## begin Task data

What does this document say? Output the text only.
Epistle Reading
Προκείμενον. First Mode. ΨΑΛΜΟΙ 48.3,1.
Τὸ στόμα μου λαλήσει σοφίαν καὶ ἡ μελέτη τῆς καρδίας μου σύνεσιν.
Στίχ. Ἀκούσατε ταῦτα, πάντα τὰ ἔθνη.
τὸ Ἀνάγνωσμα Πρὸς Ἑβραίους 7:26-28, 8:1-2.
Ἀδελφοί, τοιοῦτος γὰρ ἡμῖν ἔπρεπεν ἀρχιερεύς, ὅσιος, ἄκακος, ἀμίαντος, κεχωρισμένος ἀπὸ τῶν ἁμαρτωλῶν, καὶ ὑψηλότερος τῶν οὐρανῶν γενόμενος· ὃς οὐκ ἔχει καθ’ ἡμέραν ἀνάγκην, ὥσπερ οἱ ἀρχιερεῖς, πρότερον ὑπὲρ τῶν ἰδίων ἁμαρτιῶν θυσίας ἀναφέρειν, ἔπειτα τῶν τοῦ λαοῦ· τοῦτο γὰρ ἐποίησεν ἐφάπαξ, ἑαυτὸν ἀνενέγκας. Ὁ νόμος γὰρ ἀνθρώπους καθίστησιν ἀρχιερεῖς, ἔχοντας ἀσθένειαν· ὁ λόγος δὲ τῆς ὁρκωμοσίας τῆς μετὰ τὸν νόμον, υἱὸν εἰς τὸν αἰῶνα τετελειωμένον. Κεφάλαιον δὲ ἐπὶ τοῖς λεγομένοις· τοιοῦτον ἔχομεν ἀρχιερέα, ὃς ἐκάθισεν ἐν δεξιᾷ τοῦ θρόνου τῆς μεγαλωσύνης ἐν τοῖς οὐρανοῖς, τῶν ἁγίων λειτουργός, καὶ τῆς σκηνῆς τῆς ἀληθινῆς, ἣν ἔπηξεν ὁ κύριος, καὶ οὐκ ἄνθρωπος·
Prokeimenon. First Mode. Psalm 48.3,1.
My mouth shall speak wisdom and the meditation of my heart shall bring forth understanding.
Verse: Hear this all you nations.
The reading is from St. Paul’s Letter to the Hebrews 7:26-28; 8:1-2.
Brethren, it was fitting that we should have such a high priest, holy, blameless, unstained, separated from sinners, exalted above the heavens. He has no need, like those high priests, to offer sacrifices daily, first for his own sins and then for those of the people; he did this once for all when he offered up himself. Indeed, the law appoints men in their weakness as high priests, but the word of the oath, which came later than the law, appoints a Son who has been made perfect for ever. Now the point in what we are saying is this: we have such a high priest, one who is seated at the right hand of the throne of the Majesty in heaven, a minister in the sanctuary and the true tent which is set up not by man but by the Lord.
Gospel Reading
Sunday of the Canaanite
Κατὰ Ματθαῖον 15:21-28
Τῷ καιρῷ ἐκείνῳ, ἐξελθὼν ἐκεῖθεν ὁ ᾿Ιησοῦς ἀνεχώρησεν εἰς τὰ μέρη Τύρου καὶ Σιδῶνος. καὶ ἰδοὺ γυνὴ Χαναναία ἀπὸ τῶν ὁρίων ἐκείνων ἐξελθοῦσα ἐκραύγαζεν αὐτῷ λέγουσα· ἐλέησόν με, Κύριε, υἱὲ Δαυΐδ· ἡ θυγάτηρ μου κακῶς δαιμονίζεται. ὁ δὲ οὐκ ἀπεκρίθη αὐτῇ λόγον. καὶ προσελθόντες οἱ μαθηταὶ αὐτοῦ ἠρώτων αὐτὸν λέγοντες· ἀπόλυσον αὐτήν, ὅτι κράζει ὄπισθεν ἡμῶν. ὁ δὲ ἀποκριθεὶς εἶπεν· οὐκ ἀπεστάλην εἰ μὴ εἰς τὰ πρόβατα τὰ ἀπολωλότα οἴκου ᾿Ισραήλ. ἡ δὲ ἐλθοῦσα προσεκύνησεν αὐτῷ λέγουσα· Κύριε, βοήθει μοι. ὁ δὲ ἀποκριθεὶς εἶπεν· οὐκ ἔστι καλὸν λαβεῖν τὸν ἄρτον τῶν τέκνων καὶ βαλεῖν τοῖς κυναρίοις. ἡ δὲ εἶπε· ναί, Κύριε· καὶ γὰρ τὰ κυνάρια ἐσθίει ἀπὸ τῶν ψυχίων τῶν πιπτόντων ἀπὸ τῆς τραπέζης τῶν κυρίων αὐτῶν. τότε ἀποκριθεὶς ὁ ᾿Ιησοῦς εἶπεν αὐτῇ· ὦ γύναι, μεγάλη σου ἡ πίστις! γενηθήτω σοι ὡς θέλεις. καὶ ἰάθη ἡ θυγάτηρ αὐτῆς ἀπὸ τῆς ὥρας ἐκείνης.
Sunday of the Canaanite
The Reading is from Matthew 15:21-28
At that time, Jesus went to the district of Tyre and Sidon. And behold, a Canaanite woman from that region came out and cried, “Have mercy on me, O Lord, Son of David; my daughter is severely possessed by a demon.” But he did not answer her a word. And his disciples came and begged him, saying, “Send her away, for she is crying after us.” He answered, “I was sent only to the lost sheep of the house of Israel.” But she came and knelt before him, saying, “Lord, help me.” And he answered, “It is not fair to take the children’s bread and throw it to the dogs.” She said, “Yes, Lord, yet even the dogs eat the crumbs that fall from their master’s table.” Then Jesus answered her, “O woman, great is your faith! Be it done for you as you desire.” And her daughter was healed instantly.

## end Task data

◆ Aim of the task: Each entry must be reproduced verbatim.

◆ Exercise result:
What does this document say? Output the text only.
Epistle Reading
Προκείμενον. First Mode. ΨΑΛΜΟΙ 48.3,1.
Τὸ στόμα μου λαλήσει σοφίαν καὶ ἡ μελέτη τῆς καρδίας μου σύνεσιν.
Στίχ. Ἀκούσατε ταῦτα, πάντα τὰ ἔθνη.
τὸ Ἀνάγνωσμα Πρὸς Ἑβραίους 7:26-28, 8:1-2.
Ἀδελφοί, τοιοῦτος γὰρ ἡμῖν ἔπρεπεν ἀρχιερεύς, ὅσιος, ἄκακος, ἀμίαντος, κεχωρισμένος ἀπὸ τῶν ἁμαρτωλῶν, καὶ ὑψηλότερος τῶν οὐρανῶν γενόμενος· ὃς οὐκ ἔχει καθ’ ἡμέραν ἀνάγκην, ὥσπερ οἱ ἀρχιερεῖς, πρότερον ὑπὲρ τῶν ἰδίων ἁμαρτιῶν θυσίας ἀναφέρειν, ἔπειτα τῶν τοῦ λαοῦ· τοῦτο γὰρ ἐποίησεν ἐφάπαξ, ἑαυτὸν ἀνενέγκας. Ὁ νόμος γὰρ ἀνθρώπους καθίστησιν ἀρχιερεῖς, ἔχοντας ἀσθένειαν· ὁ λόγος δὲ τῆς ὁρκωμοσίας τῆς μετὰ τὸν νόμον, υἱὸν εἰς τὸν αἰῶνα τετελειωμένον. Κεφάλαιον δὲ ἐπὶ τοῖς λεγομένοις· τοιοῦτον ἔχομεν ἀρχιερέα, ὃς ἐκάθισεν ἐν δεξιᾷ τοῦ θρόνου τῆς μεγαλωσύνης ἐν τοῖς οὐρανοῖς, τῶν ἁγίων λειτουργός, καὶ τῆς σκηνῆς τῆς ἀληθινῆς, ἣν ἔπηξεν ὁ κύριος, καὶ οὐκ ἄνθρωπος·
Prokeimenon. First Mode. Psalm 48.3,1.
My mouth shall speak wisdom and the meditation of my heart shall bring forth understanding.
Verse: Hear this all you nations.
The reading is from St. Paul’s Letter to the Hebrews 7:26-28; 8:1-2.
Brethren, it was fitting that we should have such a high priest, holy, blameless, unstained, separated from sinners, exalted above the heavens. He has no need, like those high priests, to offer sacrifices daily, first for his own sins and then for those of the people; he did this once for all when he offered up himself. Indeed, the law appoints men in their weakness as high priests, but the word of the oath, which came later than the law, appoints a Son who has been made perfect for ever. Now the point in what we are saying is this: we have such a high priest, one who is seated at the right hand of the throne of the Majesty in heaven, a minister in the sanctuary and the true tent which is set up not by man but by the Lord.
Gospel Reading
Sunday of the Canaanite
Κατὰ Ματθαῖον 15:21-28
Τῷ καιρῷ ἐκείνῳ, ἐξελθὼν ἐκεῖθεν ὁ ᾿Ιησοῦς ἀνεχώρησεν εἰς τὰ μέρη Τύρου καὶ Σιδῶνος. καὶ ἰδοὺ γυνὴ Χαναναία ἀπὸ τῶν ὁρίων ἐκείνων ἐξελθοῦσα ἐκραύγαζεν αὐτῷ λέγουσα· ἐλέησόν με, Κύριε, υἱὲ Δαυΐδ· ἡ θυγάτηρ μου κακῶς δαιμονίζεται. ὁ δὲ οὐκ ἀπεκρίθη αὐτῇ λόγον. καὶ προσελθόντες οἱ μαθηταὶ αὐτοῦ ἠρώτων αὐτὸν λέγοντες· ἀπόλυσον αὐτήν, ὅτι κράζει ὄπισθεν ἡμῶν. ὁ δὲ ἀποκριθεὶς εἶπεν· οὐκ ἀπεστάλην εἰ μὴ εἰς τὰ πρόβατα τὰ ἀπολωλότα οἴκου ᾿Ισραήλ. ἡ δὲ ἐλθοῦσα προσεκύνησεν αὐτῷ λέγουσα· Κύριε, βοήθει μοι. ὁ δὲ ἀποκριθεὶς εἶπεν· οὐκ ἔστι καλὸν λαβεῖν τὸν ἄρτον τῶν τέκνων καὶ βαλεῖν τοῖς κυναρίοις. ἡ δὲ εἶπε· ναί, Κύριε· καὶ γὰρ τὰ κυνάρια ἐσθίει ἀπὸ τῶν ψυχίων τῶν πιπτόντων ἀπὸ τῆς τραπέζης τῶν κυρίων αὐτῶν. τότε ἀποκριθεὶς ὁ ᾿Ιησοῦς εἶπεν αὐτῇ· ὦ γύναι, μεγάλη σου ἡ πίστις! γενηθήτω σοι ὡς θέλεις. καὶ ἰάθη ἡ θυγάτηρ αὐτῆς ἀπὸ τῆς ὥρας ἐκείνης.
Sunday of the Canaanite
The Reading is from Matthew 15:21-28
At that time, Jesus went to the district of Tyre and Sidon. And behold, a Canaanite woman from that region came out and cried, “Have mercy on me, O Lord, Son of David; my daughter is severely possessed by a demon.” But he did not answer her a word. And his disciples came and begged him, saying, “Send her away, for she is crying after us.” He answered, “I was sent only to the lost sheep of the house of Israel.” But she came and knelt before him, saying, “Lord, help me.” And he answered, “It is not fair to take the children’s bread and throw it to the dogs.” She said, “Yes, Lord, yet even the dogs eat the crumbs that fall from their master’s table.” Then Jesus answered her, “O woman, great is your faith! Be it done for you as you desire.” And her daughter was healed instantly.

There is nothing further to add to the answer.